* **Required work**
Copy out each line of the material below that holds the string "today".

[Data items]
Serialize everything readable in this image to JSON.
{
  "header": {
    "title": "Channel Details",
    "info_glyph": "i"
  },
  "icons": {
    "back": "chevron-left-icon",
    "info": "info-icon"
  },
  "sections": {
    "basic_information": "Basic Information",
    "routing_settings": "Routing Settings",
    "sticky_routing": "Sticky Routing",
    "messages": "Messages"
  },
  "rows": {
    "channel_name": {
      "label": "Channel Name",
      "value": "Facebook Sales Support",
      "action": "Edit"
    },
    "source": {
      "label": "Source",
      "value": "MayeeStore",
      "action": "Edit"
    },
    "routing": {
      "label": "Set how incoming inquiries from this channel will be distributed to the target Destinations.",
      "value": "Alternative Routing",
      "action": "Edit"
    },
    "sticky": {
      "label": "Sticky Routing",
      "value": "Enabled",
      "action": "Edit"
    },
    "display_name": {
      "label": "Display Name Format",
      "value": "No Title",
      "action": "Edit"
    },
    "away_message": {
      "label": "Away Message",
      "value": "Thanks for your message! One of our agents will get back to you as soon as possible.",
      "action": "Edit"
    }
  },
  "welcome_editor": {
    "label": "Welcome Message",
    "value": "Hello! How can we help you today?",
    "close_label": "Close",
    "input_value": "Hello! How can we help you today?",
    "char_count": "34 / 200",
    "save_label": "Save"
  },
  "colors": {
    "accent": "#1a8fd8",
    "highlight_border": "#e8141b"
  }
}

* **Output for this exercise**
    "value": "Hello! How can we help you today?",
    "input_value": "Hello! How can we help you today?",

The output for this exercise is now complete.